Transcribe the material in full. Nothing should differ except that the pictures are left out.

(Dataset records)
________________
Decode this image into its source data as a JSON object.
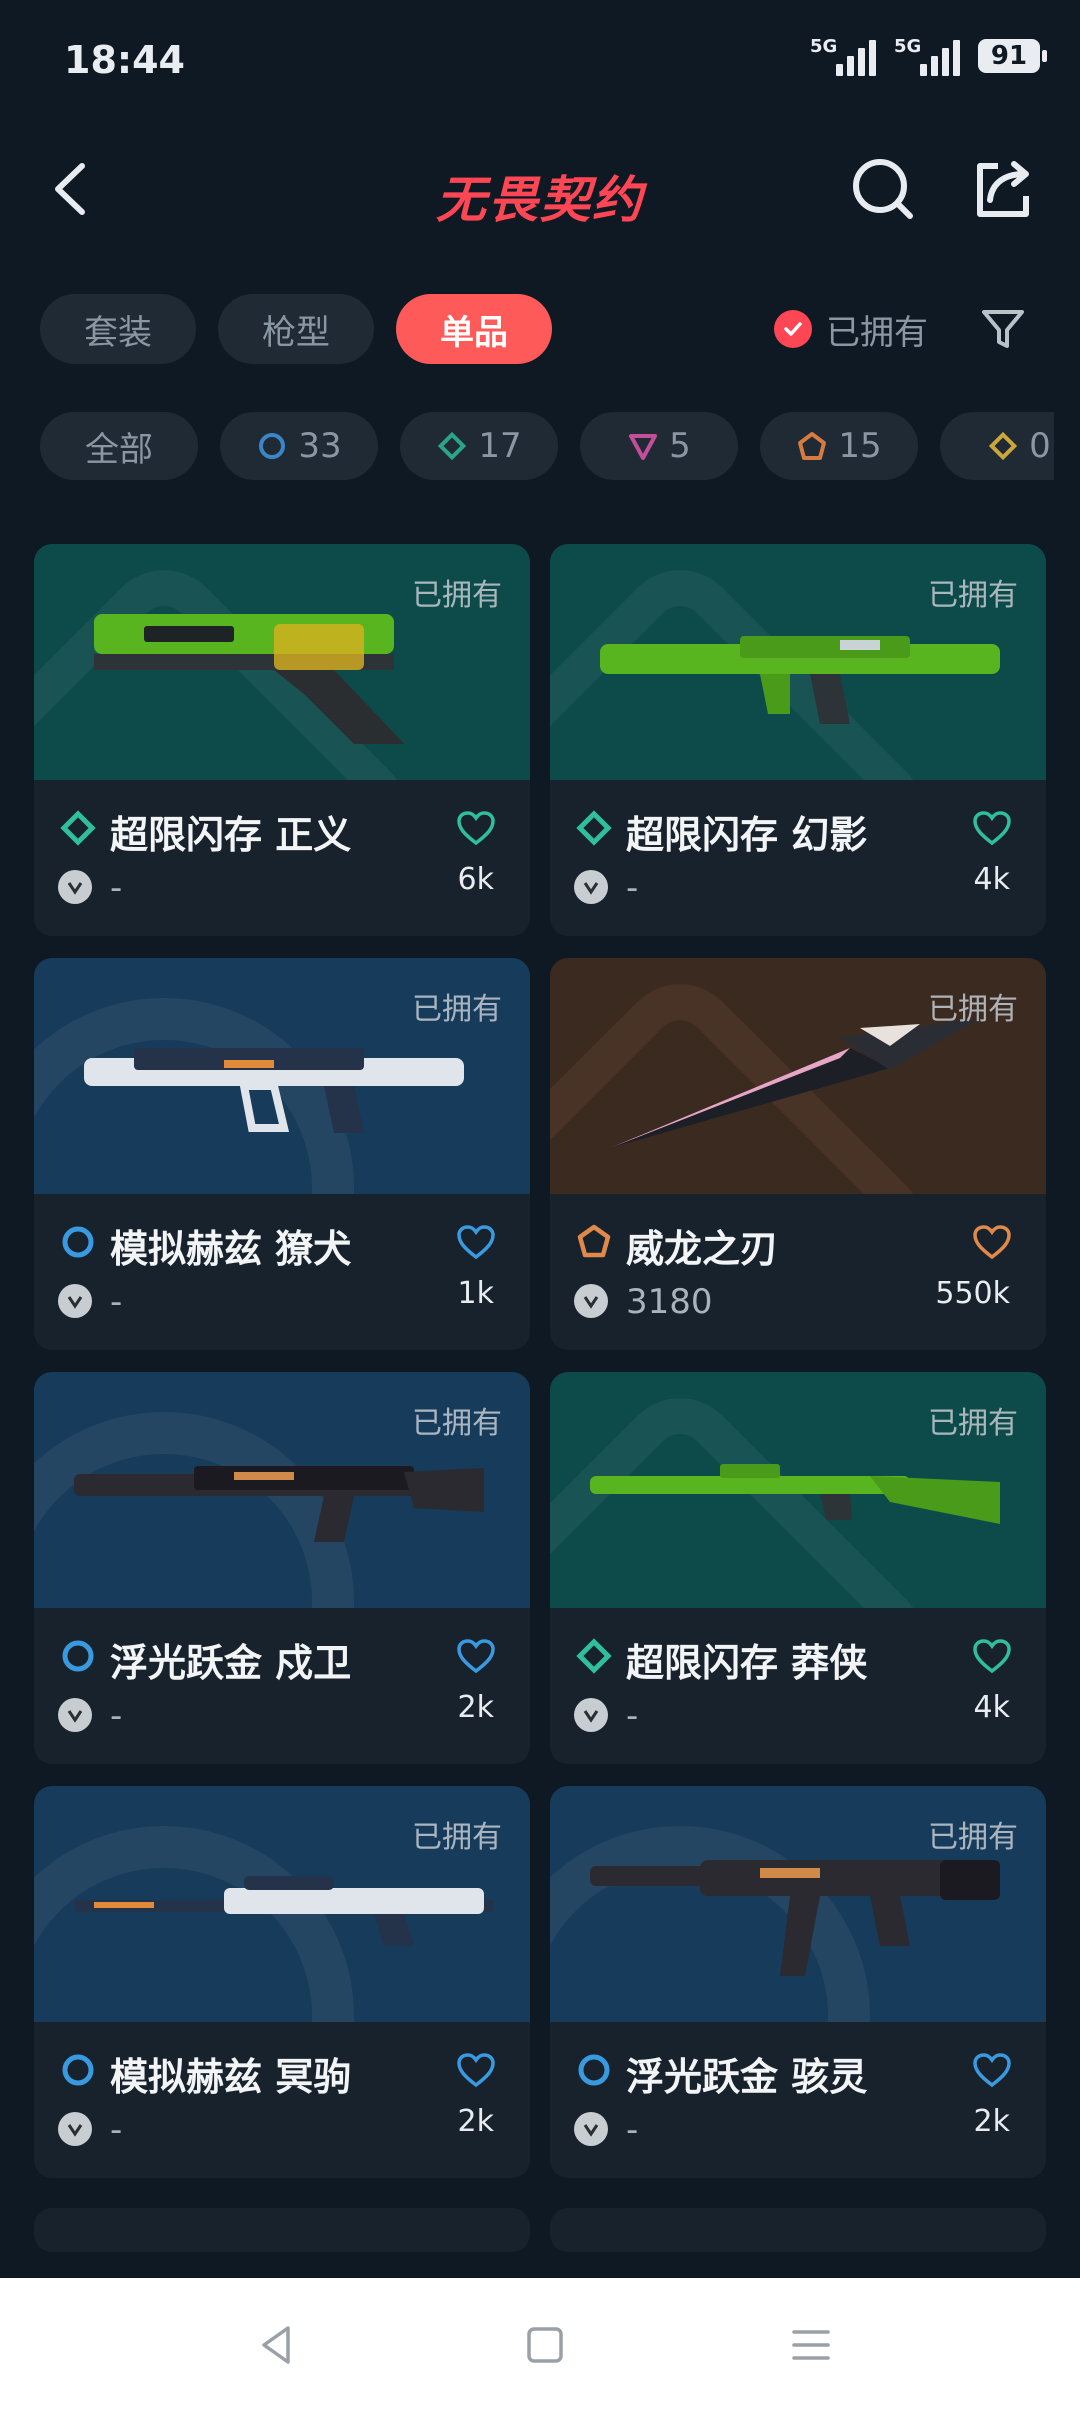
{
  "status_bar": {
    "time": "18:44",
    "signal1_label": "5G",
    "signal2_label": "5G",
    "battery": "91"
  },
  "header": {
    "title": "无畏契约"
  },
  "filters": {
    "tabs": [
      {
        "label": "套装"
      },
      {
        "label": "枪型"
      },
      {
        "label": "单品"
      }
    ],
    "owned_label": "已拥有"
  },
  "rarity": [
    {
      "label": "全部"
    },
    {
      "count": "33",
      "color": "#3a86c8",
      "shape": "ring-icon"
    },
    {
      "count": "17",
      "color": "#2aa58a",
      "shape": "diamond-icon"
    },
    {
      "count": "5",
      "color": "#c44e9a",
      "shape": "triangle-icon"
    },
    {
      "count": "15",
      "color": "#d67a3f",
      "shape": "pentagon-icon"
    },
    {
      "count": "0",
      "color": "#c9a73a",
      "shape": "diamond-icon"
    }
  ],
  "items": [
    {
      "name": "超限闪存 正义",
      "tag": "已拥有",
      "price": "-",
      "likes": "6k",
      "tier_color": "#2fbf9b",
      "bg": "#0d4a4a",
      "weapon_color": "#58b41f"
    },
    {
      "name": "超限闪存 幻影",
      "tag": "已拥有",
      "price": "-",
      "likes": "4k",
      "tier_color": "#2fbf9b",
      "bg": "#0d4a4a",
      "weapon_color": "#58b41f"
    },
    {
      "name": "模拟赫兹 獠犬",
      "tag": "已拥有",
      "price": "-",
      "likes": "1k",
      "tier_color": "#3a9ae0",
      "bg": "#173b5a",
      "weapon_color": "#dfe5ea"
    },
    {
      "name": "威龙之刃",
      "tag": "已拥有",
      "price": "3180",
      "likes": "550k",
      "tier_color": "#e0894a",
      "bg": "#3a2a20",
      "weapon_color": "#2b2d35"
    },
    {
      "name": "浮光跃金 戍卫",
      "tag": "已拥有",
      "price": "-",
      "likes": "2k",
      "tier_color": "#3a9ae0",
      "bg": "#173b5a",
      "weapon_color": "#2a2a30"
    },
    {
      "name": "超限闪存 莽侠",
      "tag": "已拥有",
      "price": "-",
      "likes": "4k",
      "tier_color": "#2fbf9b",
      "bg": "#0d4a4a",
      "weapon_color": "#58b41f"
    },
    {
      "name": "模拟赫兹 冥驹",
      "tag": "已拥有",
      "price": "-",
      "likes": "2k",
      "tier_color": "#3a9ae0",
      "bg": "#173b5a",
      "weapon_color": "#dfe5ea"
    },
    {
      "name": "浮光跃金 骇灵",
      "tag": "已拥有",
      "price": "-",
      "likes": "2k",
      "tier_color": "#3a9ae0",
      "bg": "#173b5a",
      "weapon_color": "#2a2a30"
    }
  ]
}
________________
THE ANSWER —
Decode this image into its source data as a JSON object.
{
  "status_bar": {
    "time": "18:44",
    "signal1_label": "5G",
    "signal2_label": "5G",
    "battery": "91"
  },
  "header": {
    "title": "无畏契约"
  },
  "filters": {
    "tabs": [
      {
        "label": "套装"
      },
      {
        "label": "枪型"
      },
      {
        "label": "单品"
      }
    ],
    "owned_label": "已拥有"
  },
  "rarity": [
    {
      "label": "全部"
    },
    {
      "count": "33",
      "color": "#3a86c8",
      "shape": "ring-icon"
    },
    {
      "count": "17",
      "color": "#2aa58a",
      "shape": "diamond-icon"
    },
    {
      "count": "5",
      "color": "#c44e9a",
      "shape": "triangle-icon"
    },
    {
      "count": "15",
      "color": "#d67a3f",
      "shape": "pentagon-icon"
    },
    {
      "count": "0",
      "color": "#c9a73a",
      "shape": "diamond-icon"
    }
  ],
  "items": [
    {
      "name": "超限闪存 正义",
      "tag": "已拥有",
      "price": "-",
      "likes": "6k",
      "tier_color": "#2fbf9b",
      "bg": "#0d4a4a",
      "weapon_color": "#58b41f"
    },
    {
      "name": "超限闪存 幻影",
      "tag": "已拥有",
      "price": "-",
      "likes": "4k",
      "tier_color": "#2fbf9b",
      "bg": "#0d4a4a",
      "weapon_color": "#58b41f"
    },
    {
      "name": "模拟赫兹 獠犬",
      "tag": "已拥有",
      "price": "-",
      "likes": "1k",
      "tier_color": "#3a9ae0",
      "bg": "#173b5a",
      "weapon_color": "#dfe5ea"
    },
    {
      "name": "威龙之刃",
      "tag": "已拥有",
      "price": "3180",
      "likes": "550k",
      "tier_color": "#e0894a",
      "bg": "#3a2a20",
      "weapon_color": "#2b2d35"
    },
    {
      "name": "浮光跃金 戍卫",
      "tag": "已拥有",
      "price": "-",
      "likes": "2k",
      "tier_color": "#3a9ae0",
      "bg": "#173b5a",
      "weapon_color": "#2a2a30"
    },
    {
      "name": "超限闪存 莽侠",
      "tag": "已拥有",
      "price": "-",
      "likes": "4k",
      "tier_color": "#2fbf9b",
      "bg": "#0d4a4a",
      "weapon_color": "#58b41f"
    },
    {
      "name": "模拟赫兹 冥驹",
      "tag": "已拥有",
      "price": "-",
      "likes": "2k",
      "tier_color": "#3a9ae0",
      "bg": "#173b5a",
      "weapon_color": "#dfe5ea"
    },
    {
      "name": "浮光跃金 骇灵",
      "tag": "已拥有",
      "price": "-",
      "likes": "2k",
      "tier_color": "#3a9ae0",
      "bg": "#173b5a",
      "weapon_color": "#2a2a30"
    }
  ]
}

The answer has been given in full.